((
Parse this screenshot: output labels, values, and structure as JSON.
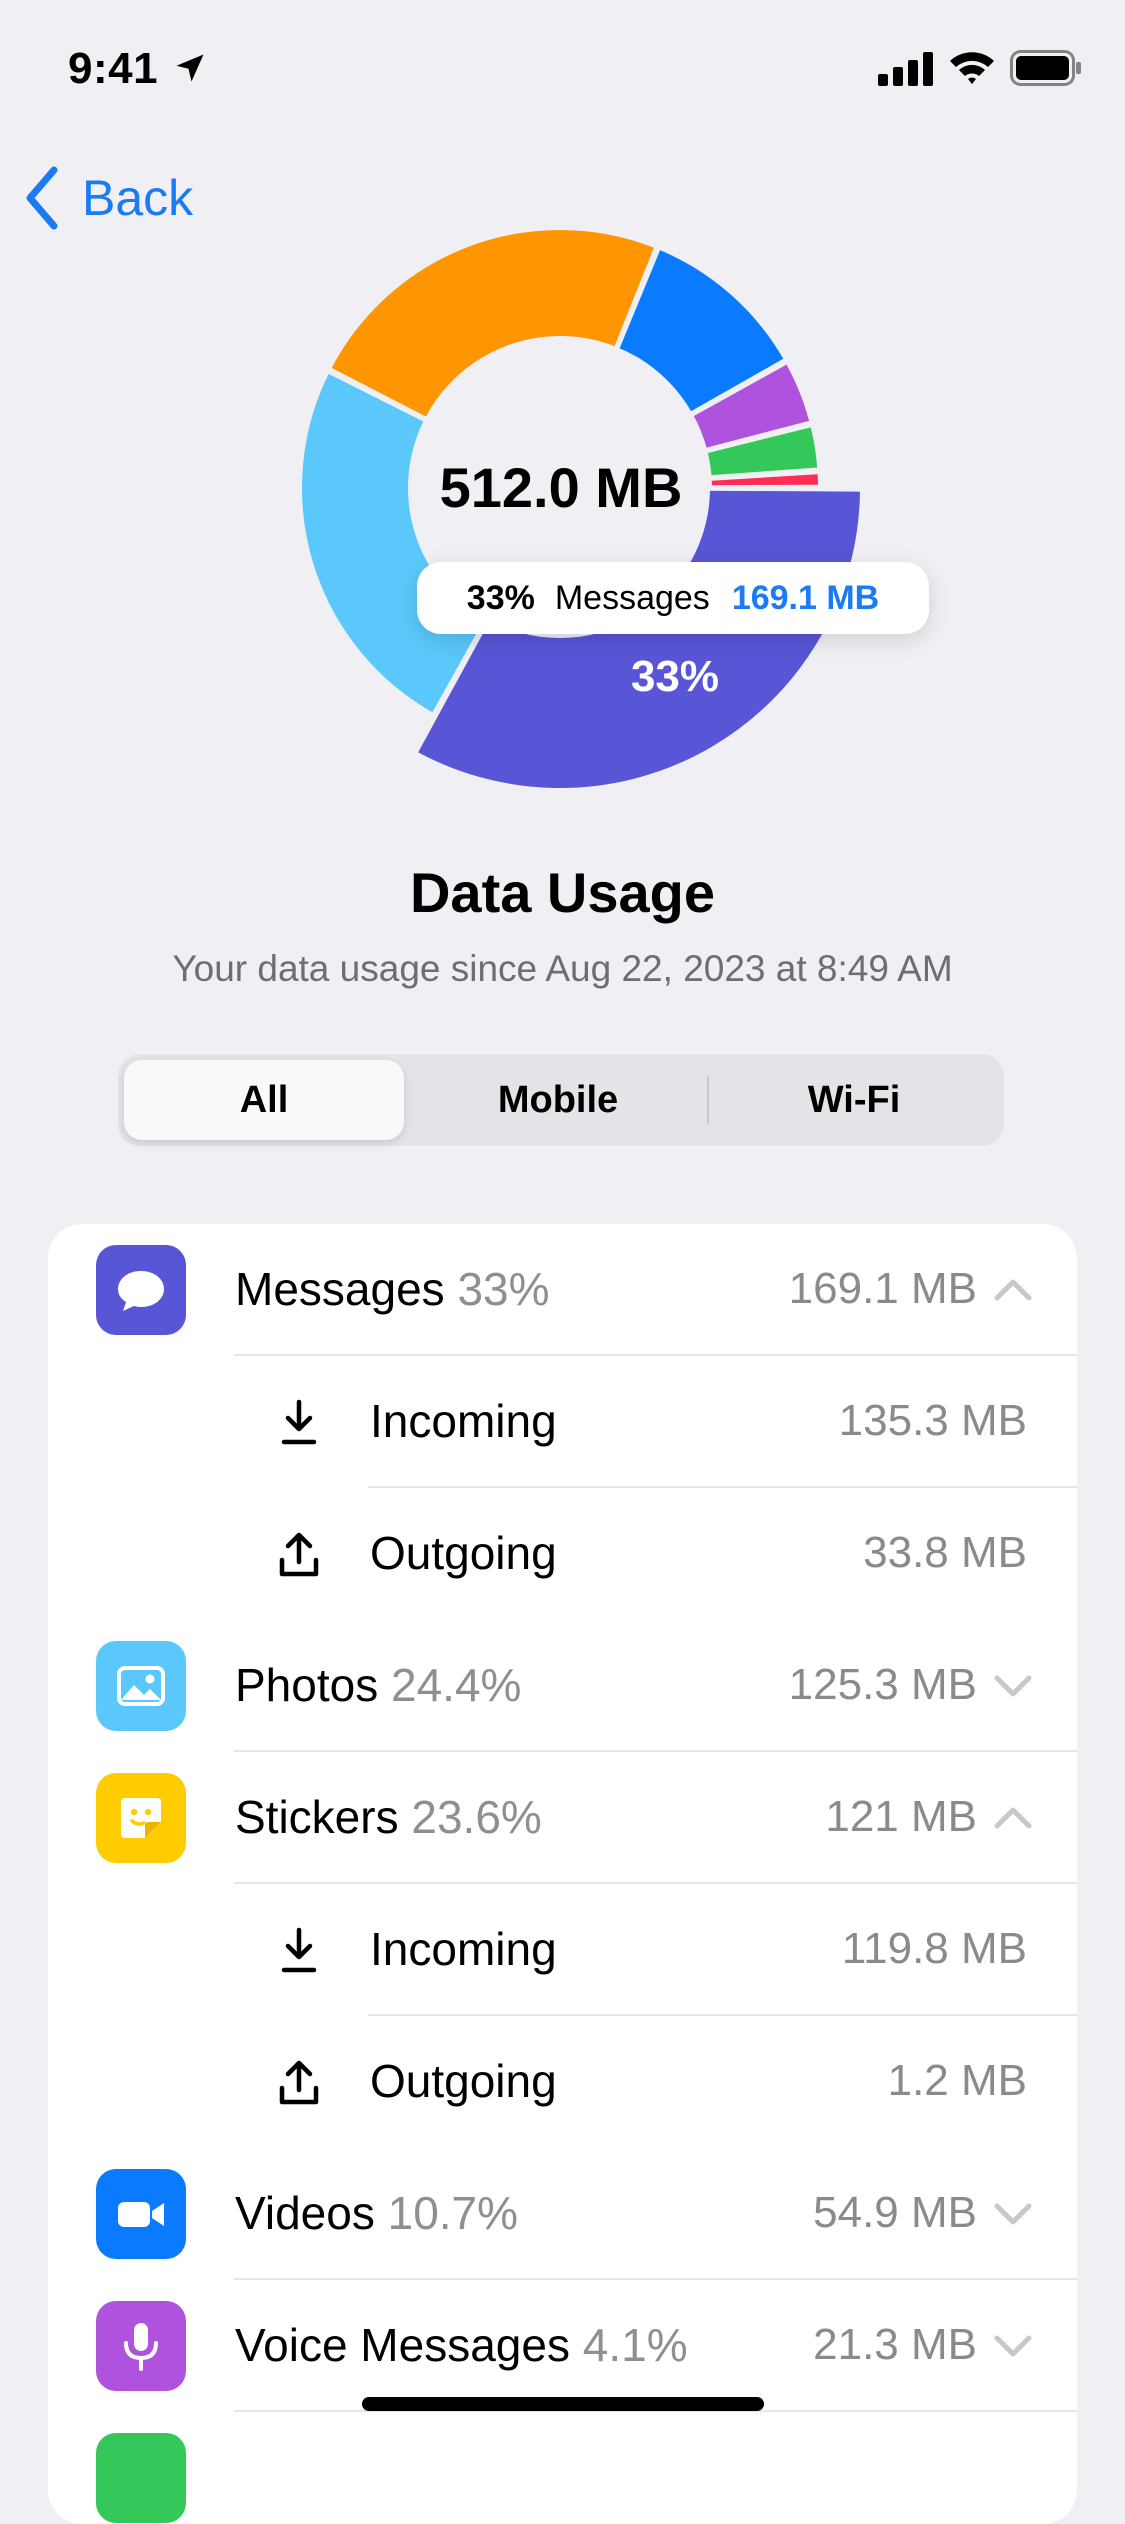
{
  "status_bar": {
    "time": "9:41",
    "icons": [
      "location-arrow-icon",
      "cellular-signal-icon",
      "wifi-icon",
      "battery-icon"
    ]
  },
  "nav": {
    "back_label": "Back",
    "accent": "#1a7bf2"
  },
  "chart": {
    "total": "512.0 MB",
    "highlight_percent": "33%",
    "tooltip": {
      "percent": "33%",
      "name": "Messages",
      "value": "169.1 MB"
    }
  },
  "chart_data": {
    "type": "pie",
    "title": "512.0 MB",
    "unit": "MB",
    "slices": [
      {
        "label": "Messages",
        "value": 169.1,
        "percent": 33,
        "color": "#5856d6",
        "highlighted": true
      },
      {
        "label": "Photos",
        "value": 125.3,
        "percent": 24.4,
        "color": "#5ac8fa"
      },
      {
        "label": "Stickers",
        "value": 121,
        "percent": 23.6,
        "color": "#ff9500"
      },
      {
        "label": "Videos",
        "value": 54.9,
        "percent": 10.7,
        "color": "#0a7aff"
      },
      {
        "label": "Voice Messages",
        "value": 21.3,
        "percent": 4.1,
        "color": "#af52de"
      },
      {
        "label": "",
        "value": 15.0,
        "percent": 2.9,
        "color": "#34c759"
      },
      {
        "label": "",
        "value": 5.4,
        "percent": 1.1,
        "color": "#ff2d55"
      }
    ]
  },
  "header": {
    "title": "Data Usage",
    "subtitle": "Your data usage since Aug 22, 2023 at 8:49 AM"
  },
  "segments": {
    "options": [
      "All",
      "Mobile",
      "Wi-Fi"
    ],
    "selected": "All"
  },
  "usage_list": [
    {
      "name": "Messages",
      "percent": "33%",
      "value": "169.1 MB",
      "expanded": true,
      "icon": "speech-bubble-icon",
      "color": "#5856d6",
      "details": [
        {
          "label": "Incoming",
          "value": "135.3 MB",
          "icon": "download-icon"
        },
        {
          "label": "Outgoing",
          "value": "33.8 MB",
          "icon": "upload-icon"
        }
      ]
    },
    {
      "name": "Photos",
      "percent": "24.4%",
      "value": "125.3 MB",
      "expanded": false,
      "icon": "photo-icon",
      "color": "#5ac8fa"
    },
    {
      "name": "Stickers",
      "percent": "23.6%",
      "value": "121 MB",
      "expanded": true,
      "icon": "sticker-icon",
      "color": "#ffcc00",
      "details": [
        {
          "label": "Incoming",
          "value": "119.8 MB",
          "icon": "download-icon"
        },
        {
          "label": "Outgoing",
          "value": "1.2 MB",
          "icon": "upload-icon"
        }
      ]
    },
    {
      "name": "Videos",
      "percent": "10.7%",
      "value": "54.9 MB",
      "expanded": false,
      "icon": "video-camera-icon",
      "color": "#0a7aff"
    },
    {
      "name": "Voice Messages",
      "percent": "4.1%",
      "value": "21.3 MB",
      "expanded": false,
      "icon": "microphone-icon",
      "color": "#af52de"
    }
  ]
}
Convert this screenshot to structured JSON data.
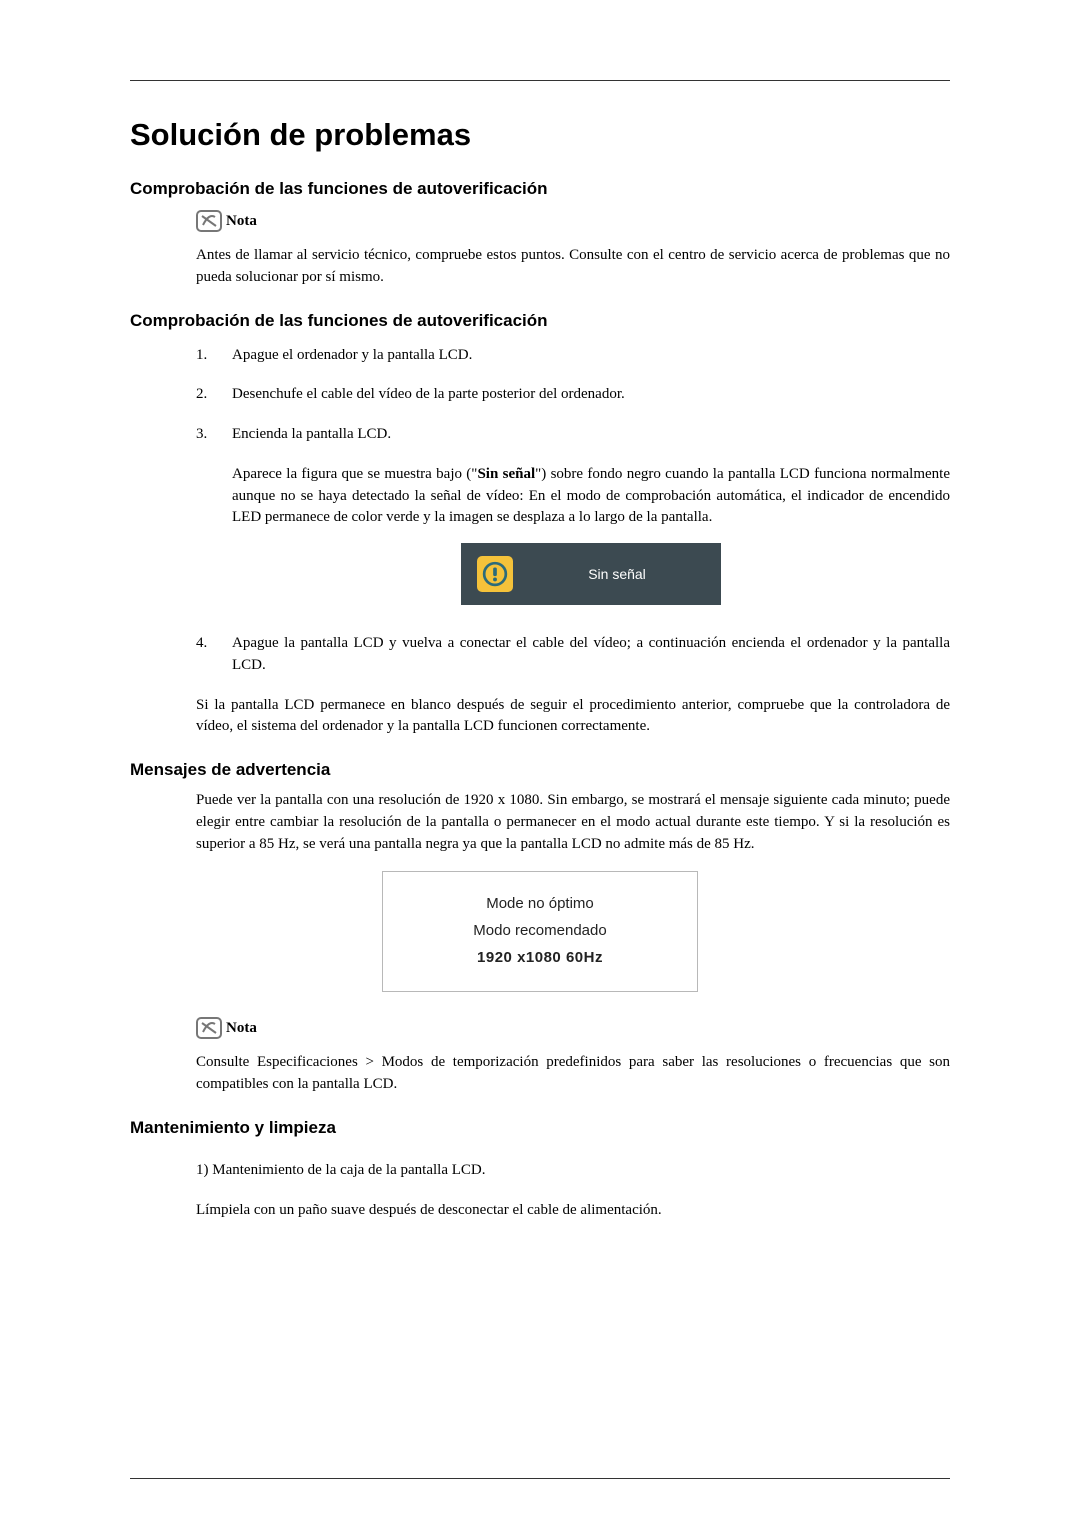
{
  "title": "Solución de problemas",
  "section1": {
    "heading": "Comprobación de las funciones de autoverificación",
    "noteLabel": "Nota",
    "noteBody": "Antes de llamar al servicio técnico, compruebe estos puntos. Consulte con el centro de servicio acerca de problemas que no pueda solucionar por sí mismo."
  },
  "section2": {
    "heading": "Comprobación de las funciones de autoverificación",
    "step1": "Apague el ordenador y la pantalla LCD.",
    "step2": "Desenchufe el cable del vídeo de la parte posterior del ordenador.",
    "step3": "Encienda la pantalla LCD.",
    "step3DetailPrefix": "Aparece la figura que se muestra bajo (\"",
    "step3DetailBold": "Sin señal",
    "step3DetailSuffix": "\") sobre fondo negro cuando la pantalla LCD funciona normalmente aunque no se haya detectado la señal de vídeo: En el modo de comprobación automática, el indicador de encendido LED permanece de color verde y la imagen se desplaza a lo largo de la pantalla.",
    "figSinSenal": "Sin señal",
    "step4": "Apague la pantalla LCD y vuelva a conectar el cable del vídeo; a continuación encienda el ordenador y la pantalla LCD.",
    "closing": "Si la pantalla LCD permanece en blanco después de seguir el procedimiento anterior, compruebe que la controladora de vídeo, el sistema del ordenador y la pantalla LCD funcionen correctamente."
  },
  "section3": {
    "heading": "Mensajes de advertencia",
    "body": "Puede ver la pantalla con una resolución de 1920 x 1080. Sin embargo, se mostrará el mensaje siguiente cada minuto; puede elegir entre cambiar la resolución de la pantalla o permanecer en el modo actual durante este tiempo. Y si la resolución es superior a 85 Hz, se verá una pantalla negra ya que la pantalla LCD no admite más de 85 Hz.",
    "figLine1": "Mode no óptimo",
    "figLine2": "Modo recomendado",
    "figLine3": "1920 x1080  60Hz",
    "noteLabel": "Nota",
    "noteBody": "Consulte Especificaciones > Modos de temporización predefinidos para saber las resoluciones o frecuencias que son compatibles con la pantalla LCD."
  },
  "section4": {
    "heading": "Mantenimiento y limpieza",
    "line1": "1) Mantenimiento de la caja de la pantalla LCD.",
    "line2": "Límpiela con un paño suave después de desconectar el cable de alimentación."
  }
}
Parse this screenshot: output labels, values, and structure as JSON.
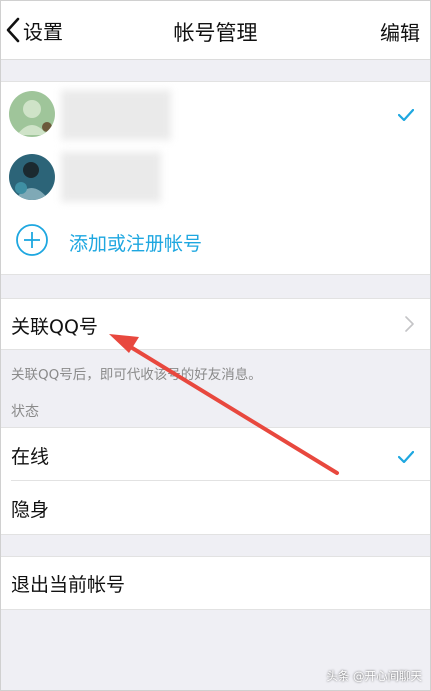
{
  "nav": {
    "back_label": "设置",
    "title": "帐号管理",
    "edit_label": "编辑"
  },
  "accounts": {
    "add_label": "添加或注册帐号"
  },
  "link_qq": {
    "label": "关联QQ号",
    "hint": "关联QQ号后，即可代收该号的好友消息。"
  },
  "status": {
    "section_label": "状态",
    "options": [
      {
        "label": "在线",
        "selected": true
      },
      {
        "label": "隐身",
        "selected": false
      }
    ]
  },
  "logout_label": "退出当前帐号",
  "watermark": "头条 @开心间聊天",
  "colors": {
    "accent": "#1ea7e0",
    "annotation_arrow": "#e8483e",
    "background": "#efeff4"
  }
}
))
### Goal
Give the entries again word for word, but skip the pictures.

### Result of this exercise
Parse this screenshot: output labels, values, and structure as JSON.
{
  "status_bar": {
    "time": "9:41",
    "icons": [
      "location-arrow-icon",
      "cellular-signal-icon",
      "wifi-icon",
      "battery-icon"
    ]
  },
  "nav": {
    "back_label": "Back",
    "accent": "#1a7bf2"
  },
  "chart": {
    "total": "512.0 MB",
    "highlight_percent": "33%",
    "tooltip": {
      "percent": "33%",
      "name": "Messages",
      "value": "169.1 MB"
    }
  },
  "chart_data": {
    "type": "pie",
    "title": "512.0 MB",
    "unit": "MB",
    "slices": [
      {
        "label": "Messages",
        "value": 169.1,
        "percent": 33,
        "color": "#5856d6",
        "highlighted": true
      },
      {
        "label": "Photos",
        "value": 125.3,
        "percent": 24.4,
        "color": "#5ac8fa"
      },
      {
        "label": "Stickers",
        "value": 121,
        "percent": 23.6,
        "color": "#ff9500"
      },
      {
        "label": "Videos",
        "value": 54.9,
        "percent": 10.7,
        "color": "#0a7aff"
      },
      {
        "label": "Voice Messages",
        "value": 21.3,
        "percent": 4.1,
        "color": "#af52de"
      },
      {
        "label": "",
        "value": 15.0,
        "percent": 2.9,
        "color": "#34c759"
      },
      {
        "label": "",
        "value": 5.4,
        "percent": 1.1,
        "color": "#ff2d55"
      }
    ]
  },
  "header": {
    "title": "Data Usage",
    "subtitle": "Your data usage since Aug 22, 2023 at 8:49 AM"
  },
  "segments": {
    "options": [
      "All",
      "Mobile",
      "Wi-Fi"
    ],
    "selected": "All"
  },
  "usage_list": [
    {
      "name": "Messages",
      "percent": "33%",
      "value": "169.1 MB",
      "expanded": true,
      "icon": "speech-bubble-icon",
      "color": "#5856d6",
      "details": [
        {
          "label": "Incoming",
          "value": "135.3 MB",
          "icon": "download-icon"
        },
        {
          "label": "Outgoing",
          "value": "33.8 MB",
          "icon": "upload-icon"
        }
      ]
    },
    {
      "name": "Photos",
      "percent": "24.4%",
      "value": "125.3 MB",
      "expanded": false,
      "icon": "photo-icon",
      "color": "#5ac8fa"
    },
    {
      "name": "Stickers",
      "percent": "23.6%",
      "value": "121 MB",
      "expanded": true,
      "icon": "sticker-icon",
      "color": "#ffcc00",
      "details": [
        {
          "label": "Incoming",
          "value": "119.8 MB",
          "icon": "download-icon"
        },
        {
          "label": "Outgoing",
          "value": "1.2 MB",
          "icon": "upload-icon"
        }
      ]
    },
    {
      "name": "Videos",
      "percent": "10.7%",
      "value": "54.9 MB",
      "expanded": false,
      "icon": "video-camera-icon",
      "color": "#0a7aff"
    },
    {
      "name": "Voice Messages",
      "percent": "4.1%",
      "value": "21.3 MB",
      "expanded": false,
      "icon": "microphone-icon",
      "color": "#af52de"
    }
  ]
}
Convert this screenshot to structured JSON data.
{
  "title": "Solución de problemas",
  "section1": {
    "heading": "Comprobación de las funciones de autoverificación",
    "noteLabel": "Nota",
    "noteBody": "Antes de llamar al servicio técnico, compruebe estos puntos. Consulte con el centro de servicio acerca de problemas que no pueda solucionar por sí mismo."
  },
  "section2": {
    "heading": "Comprobación de las funciones de autoverificación",
    "step1": "Apague el ordenador y la pantalla LCD.",
    "step2": "Desenchufe el cable del vídeo de la parte posterior del ordenador.",
    "step3": "Encienda la pantalla LCD.",
    "step3DetailPrefix": "Aparece la figura que se muestra bajo (\"",
    "step3DetailBold": "Sin señal",
    "step3DetailSuffix": "\") sobre fondo negro cuando la pantalla LCD funciona normalmente aunque no se haya detectado la señal de vídeo: En el modo de comprobación automática, el indicador de encendido LED permanece de color verde y la imagen se desplaza a lo largo de la pantalla.",
    "figSinSenal": "Sin señal",
    "step4": "Apague la pantalla LCD y vuelva a conectar el cable del vídeo; a continuación encienda el ordenador y la pantalla LCD.",
    "closing": "Si la pantalla LCD permanece en blanco después de seguir el procedimiento anterior, compruebe que la controladora de vídeo, el sistema del ordenador y la pantalla LCD funcionen correctamente."
  },
  "section3": {
    "heading": "Mensajes de advertencia",
    "body": "Puede ver la pantalla con una resolución de 1920 x 1080. Sin embargo, se mostrará el mensaje siguiente cada minuto; puede elegir entre cambiar la resolución de la pantalla o permanecer en el modo actual durante este tiempo. Y si la resolución es superior a 85 Hz, se verá una pantalla negra ya que la pantalla LCD no admite más de 85 Hz.",
    "figLine1": "Mode no óptimo",
    "figLine2": "Modo recomendado",
    "figLine3": "1920 x1080  60Hz",
    "noteLabel": "Nota",
    "noteBody": "Consulte Especificaciones > Modos de temporización predefinidos para saber las resoluciones o frecuencias que son compatibles con la pantalla LCD."
  },
  "section4": {
    "heading": "Mantenimiento y limpieza",
    "line1": "1) Mantenimiento de la caja de la pantalla LCD.",
    "line2": "Límpiela con un paño suave después de desconectar el cable de alimentación."
  }
}
Parse this screenshot: output labels, values, and structure as JSON.
{
  "nav": {
    "back_label": "设置",
    "title": "帐号管理",
    "edit_label": "编辑"
  },
  "accounts": {
    "add_label": "添加或注册帐号"
  },
  "link_qq": {
    "label": "关联QQ号",
    "hint": "关联QQ号后，即可代收该号的好友消息。"
  },
  "status": {
    "section_label": "状态",
    "options": [
      {
        "label": "在线",
        "selected": true
      },
      {
        "label": "隐身",
        "selected": false
      }
    ]
  },
  "logout_label": "退出当前帐号",
  "watermark": "头条 @开心间聊天",
  "colors": {
    "accent": "#1ea7e0",
    "annotation_arrow": "#e8483e",
    "background": "#efeff4"
  }
}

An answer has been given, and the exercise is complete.